• **Task objective**
State how many lines of the entries hold the string "ylabel", and output nothing but that count.

• **Dataset**

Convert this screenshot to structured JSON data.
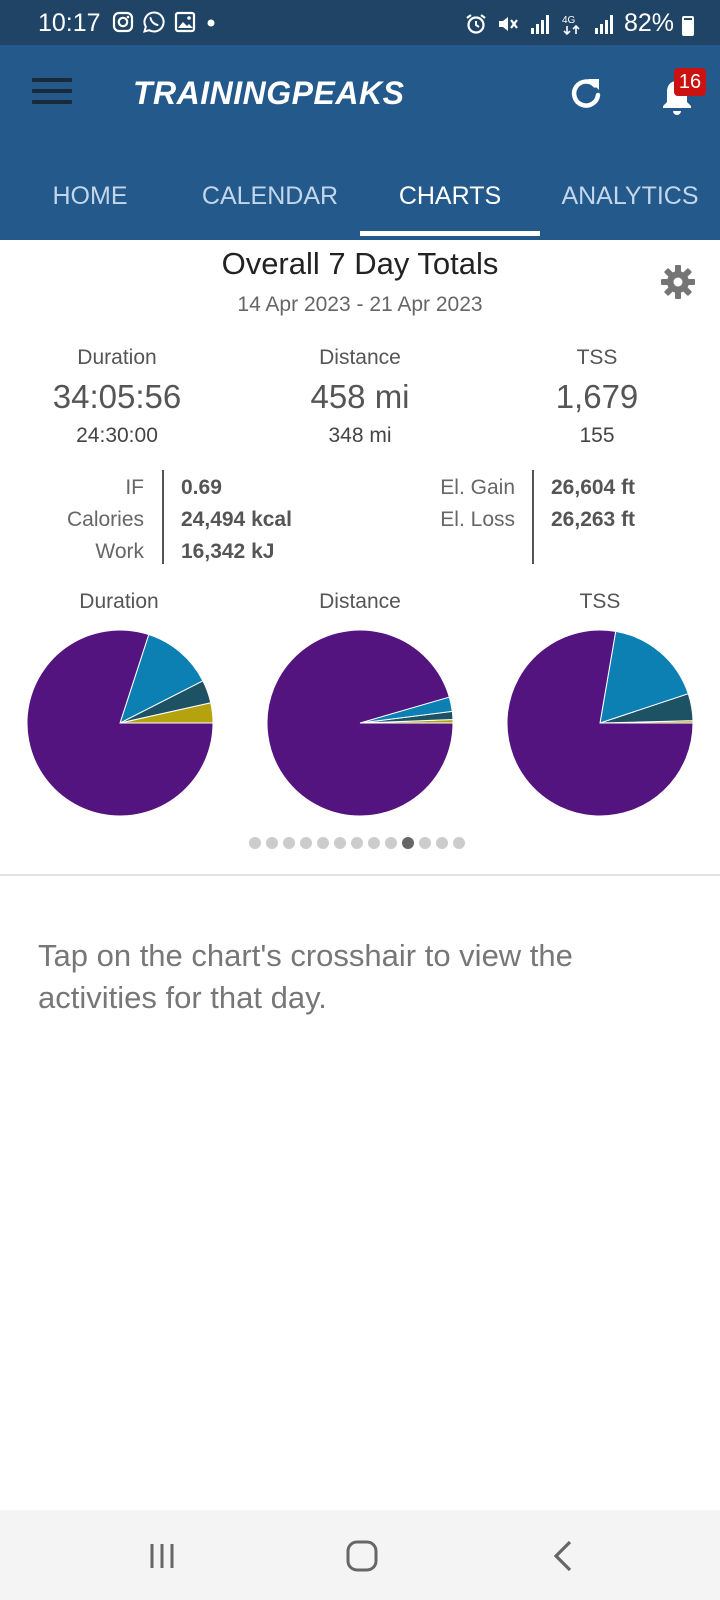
{
  "status_bar": {
    "time": "10:17",
    "battery": "82%",
    "battery_level": 0.82,
    "left_icons": [
      "instagram-icon",
      "whatsapp-icon",
      "gallery-icon",
      "dot-icon"
    ],
    "right_icons": [
      "alarm-icon",
      "mute-icon",
      "signal-icon",
      "4g-icon",
      "signal-icon"
    ]
  },
  "app_bar": {
    "logo": "TRAININGPEAKS",
    "notification_count": "16",
    "background": "#23598b"
  },
  "tabs": [
    {
      "label": "HOME",
      "active": false
    },
    {
      "label": "CALENDAR",
      "active": false
    },
    {
      "label": "CHARTS",
      "active": true
    },
    {
      "label": "ANALYTICS",
      "active": false
    }
  ],
  "totals": {
    "title": "Overall 7 Day Totals",
    "date_range": "14 Apr 2023 - 21 Apr 2023",
    "metrics": [
      {
        "label": "Duration",
        "value": "34:05:56",
        "planned": "24:30:00"
      },
      {
        "label": "Distance",
        "value": "458 mi",
        "planned": "348 mi"
      },
      {
        "label": "TSS",
        "value": "1,679",
        "planned": "155"
      }
    ],
    "left_stats": [
      {
        "label": "IF",
        "value": "0.69"
      },
      {
        "label": "Calories",
        "value": "24,494 kcal"
      },
      {
        "label": "Work",
        "value": "16,342 kJ"
      }
    ],
    "right_stats": [
      {
        "label": "El. Gain",
        "value": "26,604 ft"
      },
      {
        "label": "El. Loss",
        "value": "26,263 ft"
      }
    ]
  },
  "chart_data": [
    {
      "type": "pie",
      "title": "Duration",
      "slices": [
        {
          "value": 0.035,
          "color": "#b4a30e"
        },
        {
          "value": 0.04,
          "color": "#1d5265"
        },
        {
          "value": 0.125,
          "color": "#0d80b3"
        },
        {
          "value": 0.8,
          "color": "#54147f"
        }
      ]
    },
    {
      "type": "pie",
      "title": "Distance",
      "slices": [
        {
          "value": 0.006,
          "color": "#b4a30e"
        },
        {
          "value": 0.014,
          "color": "#1d5265"
        },
        {
          "value": 0.025,
          "color": "#0d80b3"
        },
        {
          "value": 0.955,
          "color": "#54147f"
        }
      ]
    },
    {
      "type": "pie",
      "title": "TSS",
      "slices": [
        {
          "value": 0.004,
          "color": "#b4a30e"
        },
        {
          "value": 0.047,
          "color": "#1d5265"
        },
        {
          "value": 0.172,
          "color": "#0d80b3"
        },
        {
          "value": 0.777,
          "color": "#54147f"
        }
      ]
    }
  ],
  "carousel": {
    "count": 13,
    "active_index": 9
  },
  "hint": "Tap on the chart's crosshair to view the activities for that day.",
  "nav_bar": {
    "buttons": [
      "recent-apps-icon",
      "home-icon",
      "back-icon"
    ]
  }
}
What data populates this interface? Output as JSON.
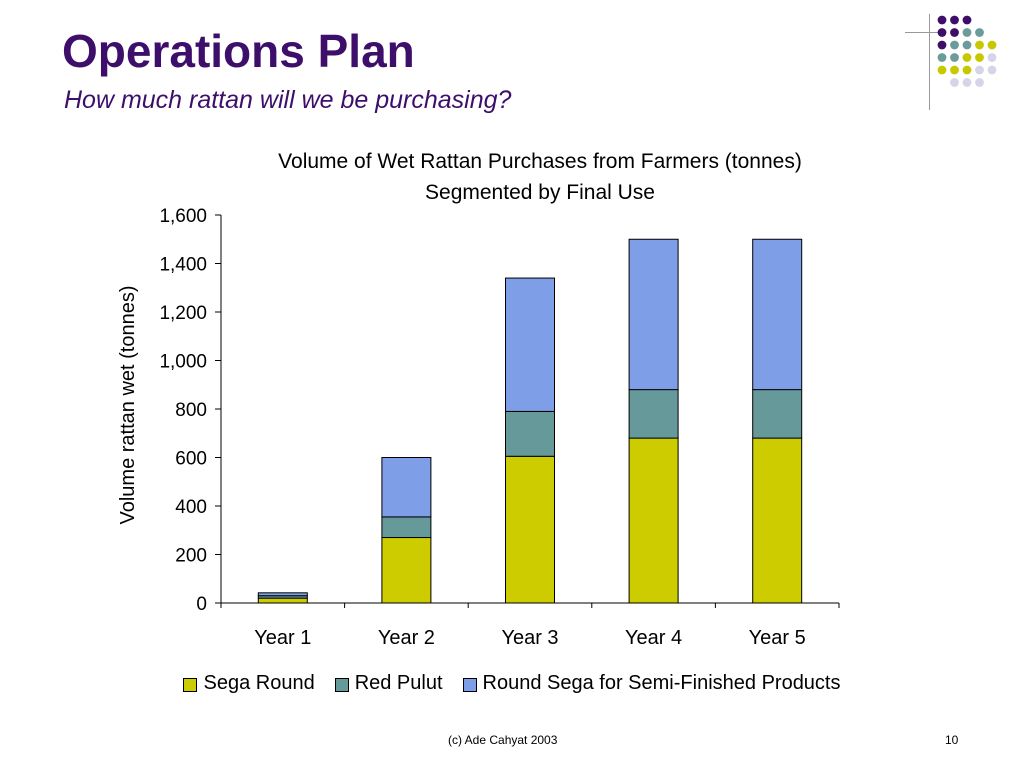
{
  "slide": {
    "title": "Operations Plan",
    "subtitle": "How much rattan will we be purchasing?",
    "footer_credit": "(c) Ade Cahyat 2003",
    "page_number": "10"
  },
  "colors": {
    "title": "#3d0f6b",
    "deco_palette": [
      "#3d0f6b",
      "#6b9c99",
      "#c8c800",
      "#d5d5e8"
    ]
  },
  "decoration": {
    "dot_rows": [
      [
        "#3d0f6b",
        "#3d0f6b",
        "#3d0f6b",
        "",
        ""
      ],
      [
        "#3d0f6b",
        "#3d0f6b",
        "#6b9c99",
        "#6b9c99",
        ""
      ],
      [
        "#3d0f6b",
        "#6b9c99",
        "#6b9c99",
        "#c8c800",
        "#c8c800"
      ],
      [
        "#6b9c99",
        "#6b9c99",
        "#c8c800",
        "#c8c800",
        "#d5d5e8"
      ],
      [
        "#c8c800",
        "#c8c800",
        "#c8c800",
        "#d5d5e8",
        "#d5d5e8"
      ],
      [
        "",
        "#d5d5e8",
        "#d5d5e8",
        "#d5d5e8",
        ""
      ]
    ]
  },
  "chart_data": {
    "type": "bar",
    "stacked": true,
    "title": "Volume of Wet Rattan Purchases from Farmers (tonnes)",
    "subtitle": "Segmented by Final Use",
    "xlabel": "",
    "ylabel": "Volume rattan wet (tonnes)",
    "ylim": [
      0,
      1600
    ],
    "yticks": [
      0,
      200,
      400,
      600,
      800,
      1000,
      1200,
      1400,
      1600
    ],
    "ytick_labels": [
      "0",
      "200",
      "400",
      "600",
      "800",
      "1,000",
      "1,200",
      "1,400",
      "1,600"
    ],
    "categories": [
      "Year 1",
      "Year 2",
      "Year 3",
      "Year 4",
      "Year 5"
    ],
    "grid": false,
    "legend_position": "bottom",
    "series": [
      {
        "name": "Sega Round",
        "color": "#cccc00",
        "values": [
          20,
          270,
          605,
          680,
          680
        ]
      },
      {
        "name": "Red Pulut",
        "color": "#669999",
        "values": [
          10,
          85,
          185,
          200,
          200
        ]
      },
      {
        "name": "Round Sega for Semi-Finished Products",
        "color": "#7f9ee8",
        "values": [
          12,
          245,
          550,
          620,
          620
        ]
      }
    ]
  }
}
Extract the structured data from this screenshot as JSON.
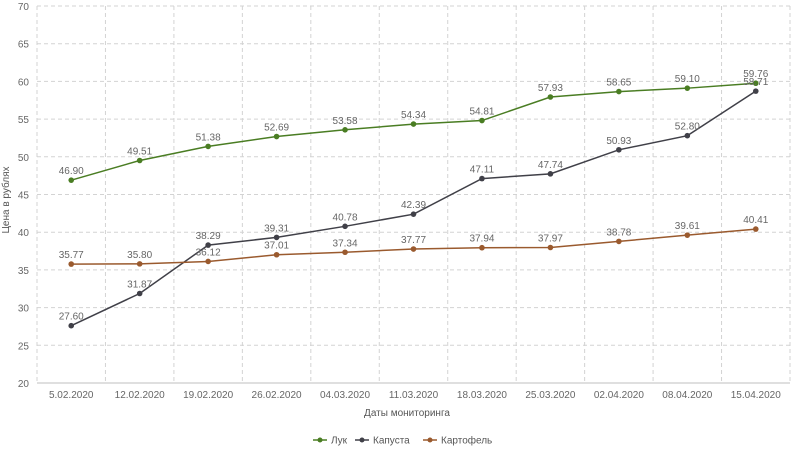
{
  "chart_data": {
    "type": "line",
    "title": "",
    "xlabel": "Даты мониторинга",
    "ylabel": "Цена в рублях",
    "ylim": [
      20,
      70
    ],
    "yticks": [
      20,
      25,
      30,
      35,
      40,
      45,
      50,
      55,
      60,
      65,
      70
    ],
    "grid": true,
    "legend_position": "bottom",
    "categories": [
      "5.02.2020",
      "12.02.2020",
      "19.02.2020",
      "26.02.2020",
      "04.03.2020",
      "11.03.2020",
      "18.03.2020",
      "25.03.2020",
      "02.04.2020",
      "08.04.2020",
      "15.04.2020"
    ],
    "series": [
      {
        "name": "Лук",
        "color": "#4a7d23",
        "values": [
          46.9,
          49.51,
          51.38,
          52.69,
          53.58,
          54.34,
          54.81,
          57.93,
          58.65,
          59.1,
          59.76
        ],
        "labels": [
          "46.90",
          "49.51",
          "51.38",
          "52.69",
          "53.58",
          "54.34",
          "54.81",
          "57.93",
          "58.65",
          "59.10",
          "59.76"
        ]
      },
      {
        "name": "Капуста",
        "color": "#404048",
        "values": [
          27.6,
          31.87,
          38.29,
          39.31,
          40.78,
          42.39,
          47.11,
          47.74,
          50.93,
          52.8,
          58.71
        ],
        "labels": [
          "27.60",
          "31.87",
          "38.29",
          "39.31",
          "40.78",
          "42.39",
          "47.11",
          "47.74",
          "50.93",
          "52.80",
          "58.71"
        ]
      },
      {
        "name": "Картофель",
        "color": "#9a5a2e",
        "values": [
          35.77,
          35.8,
          36.12,
          37.01,
          37.34,
          37.77,
          37.94,
          37.97,
          38.78,
          39.61,
          40.41
        ],
        "labels": [
          "35.77",
          "35.80",
          "36.12",
          "37.01",
          "37.34",
          "37.77",
          "37.94",
          "37.97",
          "38.78",
          "39.61",
          "40.41"
        ]
      }
    ]
  }
}
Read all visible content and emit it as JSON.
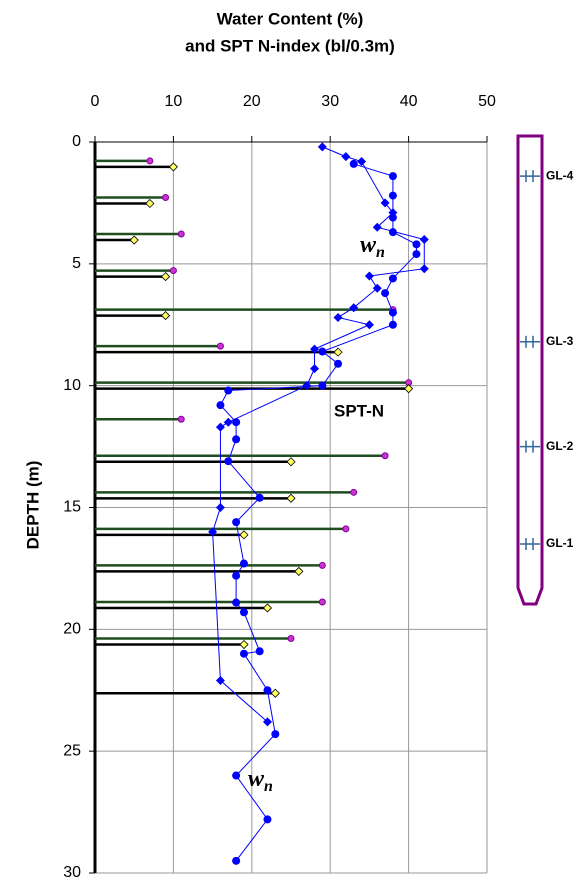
{
  "chart_data": {
    "type": "profile",
    "title": [
      "Water Content  (%)",
      "and SPT  N-index (bl/0.3m)"
    ],
    "y_label": "DEPTH  (m)",
    "xlim": [
      0,
      50
    ],
    "xticks": [
      0,
      10,
      20,
      30,
      40,
      50
    ],
    "ylim": [
      0,
      30
    ],
    "yticks": [
      0,
      5,
      10,
      15,
      20,
      25,
      30
    ],
    "y_inverted": true,
    "grid": true,
    "spt": {
      "depths": [
        0.9,
        2.4,
        3.9,
        5.4,
        7.0,
        8.5,
        10.0,
        11.5,
        13.0,
        14.5,
        16.0,
        17.5,
        19.0,
        20.5,
        22.5
      ],
      "series": [
        {
          "color": "#cc33cc",
          "bar_color": "#1f4d1f",
          "values": [
            7,
            9,
            11,
            10,
            38,
            16,
            40,
            11,
            37,
            33,
            32,
            29,
            29,
            25,
            null
          ]
        },
        {
          "color": "#ffff66",
          "bar_color": "#000000",
          "values": [
            10,
            7,
            5,
            9,
            9,
            31,
            40,
            null,
            25,
            25,
            19,
            26,
            22,
            19,
            23
          ]
        }
      ]
    },
    "series": [
      {
        "marker": "circle",
        "color": "#0000ff",
        "x": [
          33,
          38,
          38,
          38,
          38,
          41,
          41,
          38,
          37,
          38,
          38,
          29,
          31,
          29,
          17,
          16,
          18,
          18,
          17,
          21,
          18,
          19,
          18,
          18,
          19,
          21,
          19,
          22,
          23,
          18,
          22,
          18
        ],
        "y": [
          0.9,
          1.4,
          2.2,
          3.1,
          3.7,
          4.2,
          4.6,
          5.6,
          6.2,
          7.0,
          7.5,
          8.6,
          9.1,
          10.0,
          10.2,
          10.8,
          11.5,
          12.2,
          13.1,
          14.6,
          15.6,
          17.3,
          17.8,
          18.9,
          19.3,
          20.9,
          21.0,
          22.5,
          24.3,
          26.0,
          27.8,
          29.5
        ]
      },
      {
        "marker": "diamond",
        "color": "#0000ff",
        "x": [
          29,
          32,
          34,
          37,
          38,
          36,
          42,
          42,
          35,
          36,
          33,
          31,
          35,
          28,
          28,
          27,
          17,
          16,
          16,
          15,
          16,
          22
        ],
        "y": [
          0.2,
          0.6,
          0.8,
          2.5,
          2.9,
          3.5,
          4.0,
          5.2,
          5.5,
          6.0,
          6.8,
          7.2,
          7.5,
          8.5,
          9.3,
          10.0,
          11.5,
          11.7,
          15.0,
          16.0,
          22.1,
          23.8
        ]
      }
    ],
    "annotations": [
      {
        "text": "w",
        "sub": "n"
      },
      {
        "text": "SPT-N"
      },
      {
        "text": "w",
        "sub": "n"
      }
    ],
    "piezometers": [
      {
        "label": "GL-4",
        "depth": 1.4
      },
      {
        "label": "GL-3",
        "depth": 8.2
      },
      {
        "label": "GL-2",
        "depth": 12.5
      },
      {
        "label": "GL-1",
        "depth": 16.5
      }
    ]
  }
}
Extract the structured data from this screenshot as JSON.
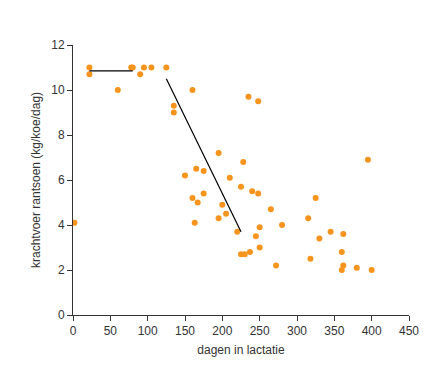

• **Task output**
2